# Exercise description:
Copy out every record below exactly as written, but leave out any pictures.

— start Material provided —

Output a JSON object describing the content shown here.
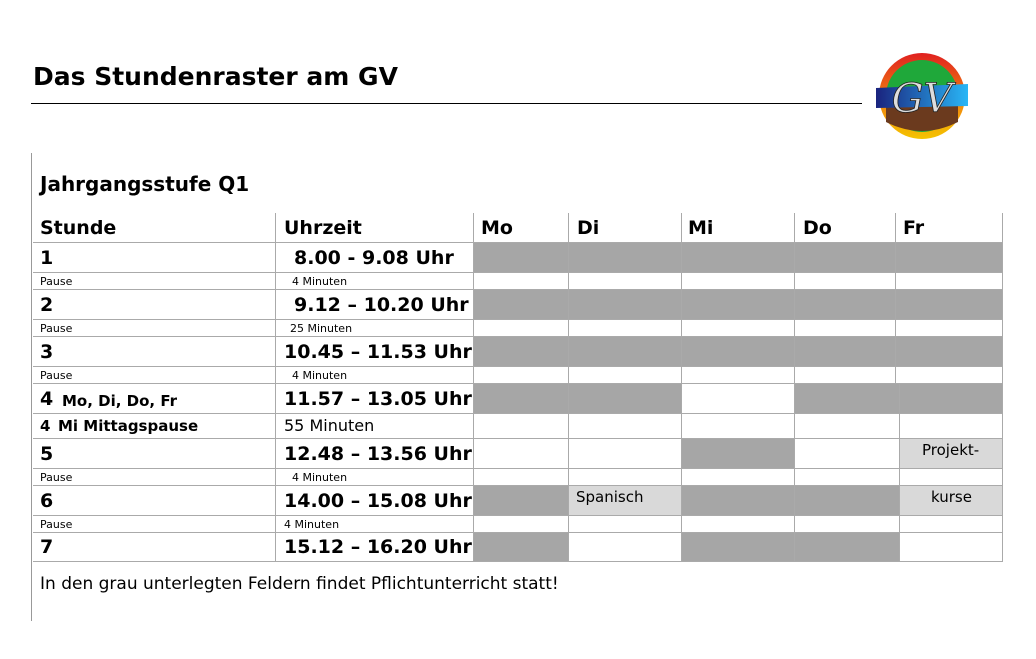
{
  "title": "Das Stundenraster am GV",
  "logo_text": "GV",
  "subtitle": "Jahrgangsstufe Q1",
  "headers": {
    "stunde": "Stunde",
    "uhrzeit": "Uhrzeit",
    "days": [
      "Mo",
      "Di",
      "Mi",
      "Do",
      "Fr"
    ]
  },
  "rows": {
    "r1": {
      "label": "1",
      "time": "8.00 - 9.08 Uhr"
    },
    "p1": {
      "label": "Pause",
      "time": "4 Minuten"
    },
    "r2": {
      "label": "2",
      "time": "9.12 – 10.20 Uhr"
    },
    "p2": {
      "label": "Pause",
      "time": "25 Minuten"
    },
    "r3": {
      "label": "3",
      "time": "10.45 – 11.53 Uhr"
    },
    "p3": {
      "label": "Pause",
      "time": "4 Minuten"
    },
    "r4": {
      "label_num": "4",
      "label_days": "Mo, Di, Do, Fr",
      "time": "11.57 – 13.05 Uhr"
    },
    "r4mi": {
      "label_num": "4",
      "label_text": "Mi Mittagspause",
      "time": "55 Minuten"
    },
    "r5": {
      "label": "5",
      "time": "12.48 – 13.56 Uhr"
    },
    "p5": {
      "label": "Pause",
      "time": "4 Minuten"
    },
    "r6": {
      "label": "6",
      "time": "14.00 – 15.08 Uhr"
    },
    "p6": {
      "label": "Pause",
      "time": "4 Minuten"
    },
    "r7": {
      "label": "7",
      "time": "15.12 – 16.20 Uhr"
    }
  },
  "cell_notes": {
    "projekt": "Projekt-",
    "kurse": "kurse",
    "spanisch": "Spanisch"
  },
  "footnote": "In den grau unterlegten Feldern findet Pflichtunterricht statt!",
  "colors": {
    "required": "#a6a6a6",
    "optional": "#d9d9d9"
  }
}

— end Material provided —

# The output:
Output a JSON object describing the content shown here.
{
  "title": "Das Stundenraster am GV",
  "logo_text": "GV",
  "subtitle": "Jahrgangsstufe Q1",
  "headers": {
    "stunde": "Stunde",
    "uhrzeit": "Uhrzeit",
    "days": [
      "Mo",
      "Di",
      "Mi",
      "Do",
      "Fr"
    ]
  },
  "rows": {
    "r1": {
      "label": "1",
      "time": "8.00 - 9.08 Uhr"
    },
    "p1": {
      "label": "Pause",
      "time": "4 Minuten"
    },
    "r2": {
      "label": "2",
      "time": "9.12 – 10.20 Uhr"
    },
    "p2": {
      "label": "Pause",
      "time": "25 Minuten"
    },
    "r3": {
      "label": "3",
      "time": "10.45 – 11.53 Uhr"
    },
    "p3": {
      "label": "Pause",
      "time": "4 Minuten"
    },
    "r4": {
      "label_num": "4",
      "label_days": "Mo, Di, Do, Fr",
      "time": "11.57 – 13.05 Uhr"
    },
    "r4mi": {
      "label_num": "4",
      "label_text": "Mi Mittagspause",
      "time": "55 Minuten"
    },
    "r5": {
      "label": "5",
      "time": "12.48 – 13.56 Uhr"
    },
    "p5": {
      "label": "Pause",
      "time": "4 Minuten"
    },
    "r6": {
      "label": "6",
      "time": "14.00 – 15.08 Uhr"
    },
    "p6": {
      "label": "Pause",
      "time": "4 Minuten"
    },
    "r7": {
      "label": "7",
      "time": "15.12 – 16.20 Uhr"
    }
  },
  "cell_notes": {
    "projekt": "Projekt-",
    "kurse": "kurse",
    "spanisch": "Spanisch"
  },
  "footnote": "In den grau unterlegten Feldern findet Pflichtunterricht statt!",
  "colors": {
    "required": "#a6a6a6",
    "optional": "#d9d9d9"
  }
}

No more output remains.